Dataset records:
+ + +
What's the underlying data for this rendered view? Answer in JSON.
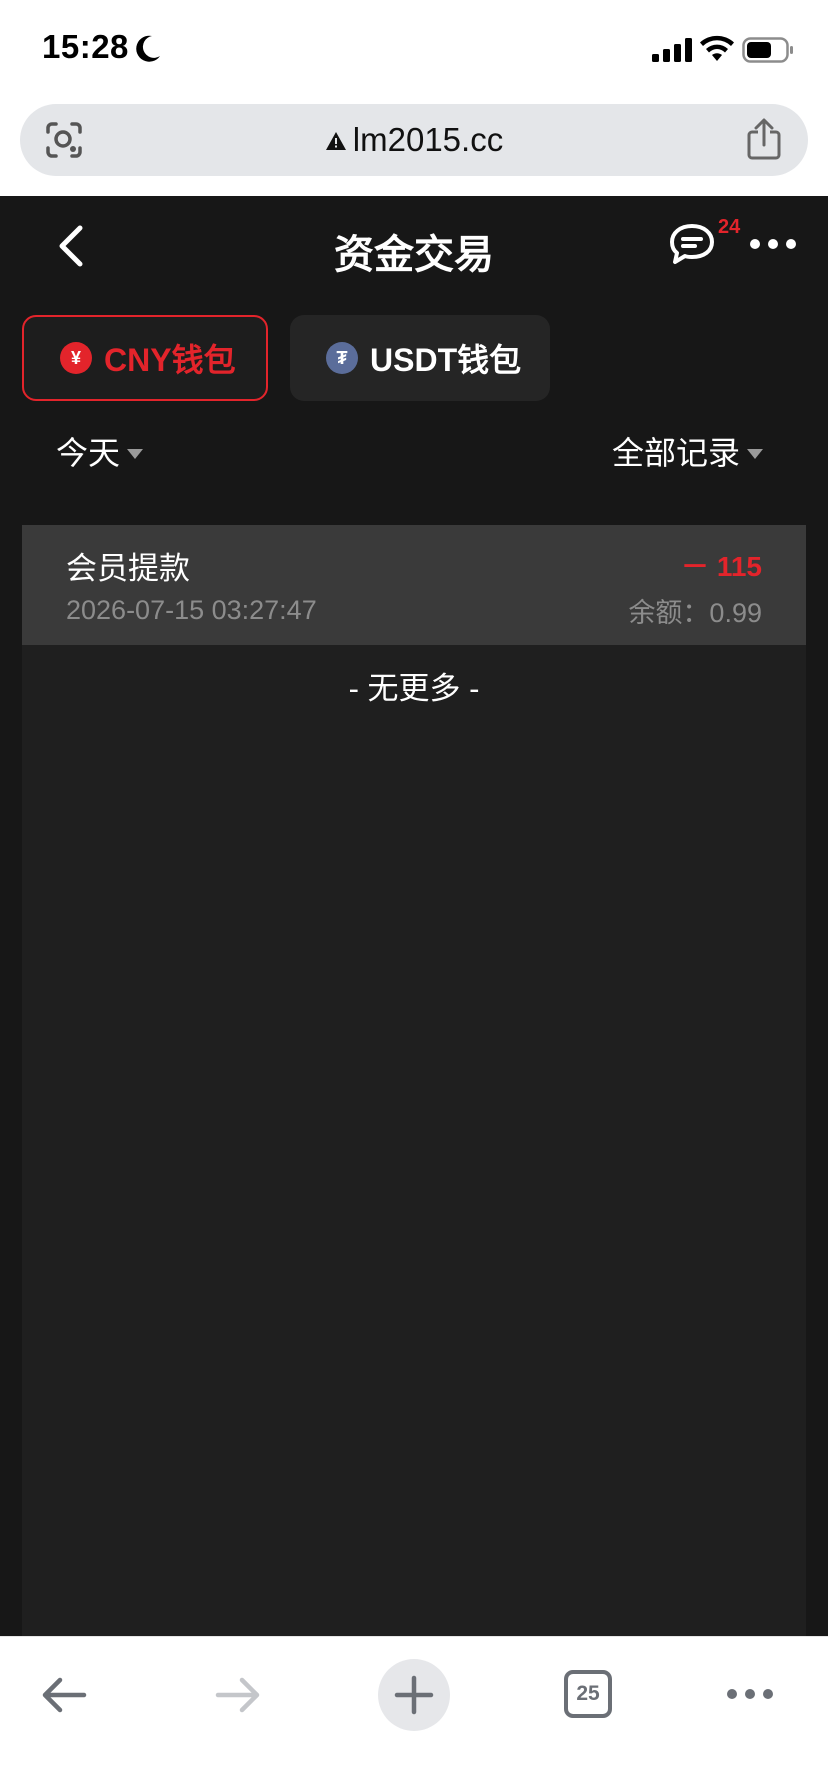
{
  "status_bar": {
    "time": "15:28"
  },
  "browser": {
    "url": "lm2015.cc",
    "tab_count": "25"
  },
  "header": {
    "title": "资金交易",
    "message_badge": "24"
  },
  "wallet_tabs": [
    {
      "label": "CNY钱包",
      "coin_glyph": "¥",
      "active": true
    },
    {
      "label": "USDT钱包",
      "coin_glyph": "₮",
      "active": false
    }
  ],
  "filters": {
    "date": "今天",
    "type": "全部记录"
  },
  "records": [
    {
      "title": "会员提款",
      "time": "2026-07-15 03:27:47",
      "amount": "－ 115",
      "balance": "余额：0.99"
    }
  ],
  "no_more_text": "- 无更多 -",
  "colors": {
    "accent": "#e3242b",
    "app_bg": "#171717",
    "panel_bg": "#1f1f1f",
    "row_bg": "#3a3a3a"
  },
  "icons": [
    "moon-icon",
    "signal-icon",
    "wifi-icon",
    "battery-icon",
    "lens-icon",
    "warning-icon",
    "share-icon",
    "back-arrow-icon",
    "chat-icon",
    "more-dots-icon",
    "yuan-coin-icon",
    "tether-coin-icon",
    "caret-down-icon",
    "browser-back-icon",
    "browser-forward-icon",
    "plus-icon",
    "tabs-icon",
    "browser-more-icon"
  ]
}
+ + +
**Work to be completed:**
Pictures are excluded; copy all other data exactly as shown.

**Solution:**
What's the underlying data for this rendered view? Answer in JSON.
{
  "status_bar": {
    "time": "15:28"
  },
  "browser": {
    "url": "lm2015.cc",
    "tab_count": "25"
  },
  "header": {
    "title": "资金交易",
    "message_badge": "24"
  },
  "wallet_tabs": [
    {
      "label": "CNY钱包",
      "coin_glyph": "¥",
      "active": true
    },
    {
      "label": "USDT钱包",
      "coin_glyph": "₮",
      "active": false
    }
  ],
  "filters": {
    "date": "今天",
    "type": "全部记录"
  },
  "records": [
    {
      "title": "会员提款",
      "time": "2026-07-15 03:27:47",
      "amount": "－ 115",
      "balance": "余额：0.99"
    }
  ],
  "no_more_text": "- 无更多 -",
  "colors": {
    "accent": "#e3242b",
    "app_bg": "#171717",
    "panel_bg": "#1f1f1f",
    "row_bg": "#3a3a3a"
  },
  "icons": [
    "moon-icon",
    "signal-icon",
    "wifi-icon",
    "battery-icon",
    "lens-icon",
    "warning-icon",
    "share-icon",
    "back-arrow-icon",
    "chat-icon",
    "more-dots-icon",
    "yuan-coin-icon",
    "tether-coin-icon",
    "caret-down-icon",
    "browser-back-icon",
    "browser-forward-icon",
    "plus-icon",
    "tabs-icon",
    "browser-more-icon"
  ]
}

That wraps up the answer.